[Structured figure records]
┄┄┄┄┄┄
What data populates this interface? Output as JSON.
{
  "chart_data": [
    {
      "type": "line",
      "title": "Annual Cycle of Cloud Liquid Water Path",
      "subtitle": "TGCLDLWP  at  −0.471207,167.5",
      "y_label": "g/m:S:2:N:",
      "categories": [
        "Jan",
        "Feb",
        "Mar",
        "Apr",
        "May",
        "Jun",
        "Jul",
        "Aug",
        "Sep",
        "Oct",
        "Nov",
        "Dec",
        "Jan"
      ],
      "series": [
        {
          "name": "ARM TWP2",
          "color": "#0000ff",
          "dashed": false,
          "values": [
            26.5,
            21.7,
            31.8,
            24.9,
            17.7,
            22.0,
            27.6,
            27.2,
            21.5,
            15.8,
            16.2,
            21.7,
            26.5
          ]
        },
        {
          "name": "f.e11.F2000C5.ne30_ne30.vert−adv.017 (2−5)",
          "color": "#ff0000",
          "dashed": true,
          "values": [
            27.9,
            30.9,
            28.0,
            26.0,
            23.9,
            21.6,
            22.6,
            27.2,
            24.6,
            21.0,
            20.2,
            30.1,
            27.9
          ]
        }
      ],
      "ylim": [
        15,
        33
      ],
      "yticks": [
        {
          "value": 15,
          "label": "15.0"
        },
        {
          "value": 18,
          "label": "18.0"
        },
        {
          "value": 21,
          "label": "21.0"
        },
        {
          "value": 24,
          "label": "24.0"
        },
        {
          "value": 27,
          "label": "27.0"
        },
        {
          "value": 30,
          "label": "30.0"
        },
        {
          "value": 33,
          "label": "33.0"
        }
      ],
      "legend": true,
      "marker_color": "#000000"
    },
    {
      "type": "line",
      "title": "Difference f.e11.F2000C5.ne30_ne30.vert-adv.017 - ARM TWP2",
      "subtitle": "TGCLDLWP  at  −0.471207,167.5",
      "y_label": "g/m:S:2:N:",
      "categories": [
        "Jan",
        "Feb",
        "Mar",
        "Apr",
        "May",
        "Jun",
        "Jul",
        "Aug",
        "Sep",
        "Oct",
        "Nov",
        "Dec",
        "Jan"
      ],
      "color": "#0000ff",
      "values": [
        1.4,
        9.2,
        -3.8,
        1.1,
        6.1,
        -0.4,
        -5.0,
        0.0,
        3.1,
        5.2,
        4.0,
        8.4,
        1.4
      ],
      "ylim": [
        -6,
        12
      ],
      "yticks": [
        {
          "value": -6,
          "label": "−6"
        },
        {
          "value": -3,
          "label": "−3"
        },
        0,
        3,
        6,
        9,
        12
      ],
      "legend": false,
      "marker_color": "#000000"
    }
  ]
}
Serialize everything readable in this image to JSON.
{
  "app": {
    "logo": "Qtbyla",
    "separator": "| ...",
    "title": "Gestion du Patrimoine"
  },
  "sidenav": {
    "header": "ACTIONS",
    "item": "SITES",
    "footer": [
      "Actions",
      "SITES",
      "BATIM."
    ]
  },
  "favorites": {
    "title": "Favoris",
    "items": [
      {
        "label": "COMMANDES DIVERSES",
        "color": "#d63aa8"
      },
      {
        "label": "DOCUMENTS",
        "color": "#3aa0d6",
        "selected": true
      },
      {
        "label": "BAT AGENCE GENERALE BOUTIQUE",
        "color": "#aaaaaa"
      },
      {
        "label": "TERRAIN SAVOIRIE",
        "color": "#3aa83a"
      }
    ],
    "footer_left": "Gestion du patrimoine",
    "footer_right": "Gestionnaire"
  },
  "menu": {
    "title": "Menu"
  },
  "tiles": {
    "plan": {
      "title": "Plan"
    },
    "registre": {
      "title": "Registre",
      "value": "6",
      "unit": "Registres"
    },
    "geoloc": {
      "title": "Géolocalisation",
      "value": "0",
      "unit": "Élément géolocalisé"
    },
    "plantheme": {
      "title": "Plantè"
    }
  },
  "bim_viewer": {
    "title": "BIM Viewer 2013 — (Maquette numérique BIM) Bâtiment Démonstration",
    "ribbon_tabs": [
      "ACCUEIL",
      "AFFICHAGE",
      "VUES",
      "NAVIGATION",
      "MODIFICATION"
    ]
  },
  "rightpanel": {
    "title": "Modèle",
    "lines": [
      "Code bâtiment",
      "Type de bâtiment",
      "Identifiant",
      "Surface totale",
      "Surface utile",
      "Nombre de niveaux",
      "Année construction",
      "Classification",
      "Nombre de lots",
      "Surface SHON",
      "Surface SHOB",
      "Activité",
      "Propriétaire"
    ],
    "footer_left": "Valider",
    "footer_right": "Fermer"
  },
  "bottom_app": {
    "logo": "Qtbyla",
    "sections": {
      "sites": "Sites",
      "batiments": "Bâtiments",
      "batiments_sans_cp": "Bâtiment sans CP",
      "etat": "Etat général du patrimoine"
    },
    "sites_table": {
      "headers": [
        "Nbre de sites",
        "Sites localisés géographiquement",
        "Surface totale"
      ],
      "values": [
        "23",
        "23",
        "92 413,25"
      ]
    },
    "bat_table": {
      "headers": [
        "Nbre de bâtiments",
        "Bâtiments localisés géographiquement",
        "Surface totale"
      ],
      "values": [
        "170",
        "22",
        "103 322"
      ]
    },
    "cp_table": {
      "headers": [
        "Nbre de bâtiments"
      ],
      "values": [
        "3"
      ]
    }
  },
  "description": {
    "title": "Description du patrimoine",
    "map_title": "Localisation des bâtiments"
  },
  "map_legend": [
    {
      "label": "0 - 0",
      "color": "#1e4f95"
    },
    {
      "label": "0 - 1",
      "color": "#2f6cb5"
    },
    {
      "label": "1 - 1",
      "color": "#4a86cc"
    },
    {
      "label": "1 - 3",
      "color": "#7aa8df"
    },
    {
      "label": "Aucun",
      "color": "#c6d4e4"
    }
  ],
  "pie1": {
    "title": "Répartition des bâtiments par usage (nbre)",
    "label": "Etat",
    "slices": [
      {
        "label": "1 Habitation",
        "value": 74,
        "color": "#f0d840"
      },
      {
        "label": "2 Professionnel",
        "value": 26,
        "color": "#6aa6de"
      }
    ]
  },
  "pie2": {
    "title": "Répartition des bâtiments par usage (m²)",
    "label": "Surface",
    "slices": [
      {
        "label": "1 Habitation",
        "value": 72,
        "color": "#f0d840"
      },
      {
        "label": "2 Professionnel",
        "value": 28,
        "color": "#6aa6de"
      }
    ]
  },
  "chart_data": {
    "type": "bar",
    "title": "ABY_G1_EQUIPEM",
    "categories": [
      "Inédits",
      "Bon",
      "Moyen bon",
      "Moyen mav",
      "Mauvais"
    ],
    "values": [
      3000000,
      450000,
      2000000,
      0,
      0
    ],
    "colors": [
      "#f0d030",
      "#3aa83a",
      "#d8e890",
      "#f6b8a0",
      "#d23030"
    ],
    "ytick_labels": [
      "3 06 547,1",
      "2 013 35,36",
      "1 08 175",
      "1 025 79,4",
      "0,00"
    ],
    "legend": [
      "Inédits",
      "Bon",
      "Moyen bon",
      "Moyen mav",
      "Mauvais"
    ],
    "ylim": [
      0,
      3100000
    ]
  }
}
┄┄┄┄┄┄
EXERCISE DIRECTIONS
Copy the records above exactly as they appear.

TASK OUTPUT
What data populates this interface? Output as JSON.
{
  "chart_data": [
    {
      "type": "line",
      "title": "Annual Cycle of Cloud Liquid Water Path",
      "subtitle": "TGCLDLWP  at  −0.471207,167.5",
      "y_label": "g/m:S:2:N:",
      "categories": [
        "Jan",
        "Feb",
        "Mar",
        "Apr",
        "May",
        "Jun",
        "Jul",
        "Aug",
        "Sep",
        "Oct",
        "Nov",
        "Dec",
        "Jan"
      ],
      "series": [
        {
          "name": "ARM TWP2",
          "color": "#0000ff",
          "dashed": false,
          "values": [
            26.5,
            21.7,
            31.8,
            24.9,
            17.7,
            22.0,
            27.6,
            27.2,
            21.5,
            15.8,
            16.2,
            21.7,
            26.5
          ]
        },
        {
          "name": "f.e11.F2000C5.ne30_ne30.vert−adv.017 (2−5)",
          "color": "#ff0000",
          "dashed": true,
          "values": [
            27.9,
            30.9,
            28.0,
            26.0,
            23.9,
            21.6,
            22.6,
            27.2,
            24.6,
            21.0,
            20.2,
            30.1,
            27.9
          ]
        }
      ],
      "ylim": [
        15,
        33
      ],
      "yticks": [
        {
          "value": 15,
          "label": "15.0"
        },
        {
          "value": 18,
          "label": "18.0"
        },
        {
          "value": 21,
          "label": "21.0"
        },
        {
          "value": 24,
          "label": "24.0"
        },
        {
          "value": 27,
          "label": "27.0"
        },
        {
          "value": 30,
          "label": "30.0"
        },
        {
          "value": 33,
          "label": "33.0"
        }
      ],
      "legend": true,
      "marker_color": "#000000"
    },
    {
      "type": "line",
      "title": "Difference f.e11.F2000C5.ne30_ne30.vert-adv.017 - ARM TWP2",
      "subtitle": "TGCLDLWP  at  −0.471207,167.5",
      "y_label": "g/m:S:2:N:",
      "categories": [
        "Jan",
        "Feb",
        "Mar",
        "Apr",
        "May",
        "Jun",
        "Jul",
        "Aug",
        "Sep",
        "Oct",
        "Nov",
        "Dec",
        "Jan"
      ],
      "color": "#0000ff",
      "values": [
        1.4,
        9.2,
        -3.8,
        1.1,
        6.1,
        -0.4,
        -5.0,
        0.0,
        3.1,
        5.2,
        4.0,
        8.4,
        1.4
      ],
      "ylim": [
        -6,
        12
      ],
      "yticks": [
        {
          "value": -6,
          "label": "−6"
        },
        {
          "value": -3,
          "label": "−3"
        },
        0,
        3,
        6,
        9,
        12
      ],
      "legend": false,
      "marker_color": "#000000"
    }
  ]
}
Serialize everything readable in this image to JSON.
{
  "app": {
    "logo": "Qtbyla",
    "separator": "| ...",
    "title": "Gestion du Patrimoine"
  },
  "sidenav": {
    "header": "ACTIONS",
    "item": "SITES",
    "footer": [
      "Actions",
      "SITES",
      "BATIM."
    ]
  },
  "favorites": {
    "title": "Favoris",
    "items": [
      {
        "label": "COMMANDES DIVERSES",
        "color": "#d63aa8"
      },
      {
        "label": "DOCUMENTS",
        "color": "#3aa0d6",
        "selected": true
      },
      {
        "label": "BAT AGENCE GENERALE BOUTIQUE",
        "color": "#aaaaaa"
      },
      {
        "label": "TERRAIN SAVOIRIE",
        "color": "#3aa83a"
      }
    ],
    "footer_left": "Gestion du patrimoine",
    "footer_right": "Gestionnaire"
  },
  "menu": {
    "title": "Menu"
  },
  "tiles": {
    "plan": {
      "title": "Plan"
    },
    "registre": {
      "title": "Registre",
      "value": "6",
      "unit": "Registres"
    },
    "geoloc": {
      "title": "Géolocalisation",
      "value": "0",
      "unit": "Élément géolocalisé"
    },
    "plantheme": {
      "title": "Plantè"
    }
  },
  "bim_viewer": {
    "title": "BIM Viewer 2013 — (Maquette numérique BIM) Bâtiment Démonstration",
    "ribbon_tabs": [
      "ACCUEIL",
      "AFFICHAGE",
      "VUES",
      "NAVIGATION",
      "MODIFICATION"
    ]
  },
  "rightpanel": {
    "title": "Modèle",
    "lines": [
      "Code bâtiment",
      "Type de bâtiment",
      "Identifiant",
      "Surface totale",
      "Surface utile",
      "Nombre de niveaux",
      "Année construction",
      "Classification",
      "Nombre de lots",
      "Surface SHON",
      "Surface SHOB",
      "Activité",
      "Propriétaire"
    ],
    "footer_left": "Valider",
    "footer_right": "Fermer"
  },
  "bottom_app": {
    "logo": "Qtbyla",
    "sections": {
      "sites": "Sites",
      "batiments": "Bâtiments",
      "batiments_sans_cp": "Bâtiment sans CP",
      "etat": "Etat général du patrimoine"
    },
    "sites_table": {
      "headers": [
        "Nbre de sites",
        "Sites localisés géographiquement",
        "Surface totale"
      ],
      "values": [
        "23",
        "23",
        "92 413,25"
      ]
    },
    "bat_table": {
      "headers": [
        "Nbre de bâtiments",
        "Bâtiments localisés géographiquement",
        "Surface totale"
      ],
      "values": [
        "170",
        "22",
        "103 322"
      ]
    },
    "cp_table": {
      "headers": [
        "Nbre de bâtiments"
      ],
      "values": [
        "3"
      ]
    }
  },
  "description": {
    "title": "Description du patrimoine",
    "map_title": "Localisation des bâtiments"
  },
  "map_legend": [
    {
      "label": "0 - 0",
      "color": "#1e4f95"
    },
    {
      "label": "0 - 1",
      "color": "#2f6cb5"
    },
    {
      "label": "1 - 1",
      "color": "#4a86cc"
    },
    {
      "label": "1 - 3",
      "color": "#7aa8df"
    },
    {
      "label": "Aucun",
      "color": "#c6d4e4"
    }
  ],
  "pie1": {
    "title": "Répartition des bâtiments par usage (nbre)",
    "label": "Etat",
    "slices": [
      {
        "label": "1 Habitation",
        "value": 74,
        "color": "#f0d840"
      },
      {
        "label": "2 Professionnel",
        "value": 26,
        "color": "#6aa6de"
      }
    ]
  },
  "pie2": {
    "title": "Répartition des bâtiments par usage (m²)",
    "label": "Surface",
    "slices": [
      {
        "label": "1 Habitation",
        "value": 72,
        "color": "#f0d840"
      },
      {
        "label": "2 Professionnel",
        "value": 28,
        "color": "#6aa6de"
      }
    ]
  },
  "chart_data": {
    "type": "bar",
    "title": "ABY_G1_EQUIPEM",
    "categories": [
      "Inédits",
      "Bon",
      "Moyen bon",
      "Moyen mav",
      "Mauvais"
    ],
    "values": [
      3000000,
      450000,
      2000000,
      0,
      0
    ],
    "colors": [
      "#f0d030",
      "#3aa83a",
      "#d8e890",
      "#f6b8a0",
      "#d23030"
    ],
    "ytick_labels": [
      "3 06 547,1",
      "2 013 35,36",
      "1 08 175",
      "1 025 79,4",
      "0,00"
    ],
    "legend": [
      "Inédits",
      "Bon",
      "Moyen bon",
      "Moyen mav",
      "Mauvais"
    ],
    "ylim": [
      0,
      3100000
    ]
  }
}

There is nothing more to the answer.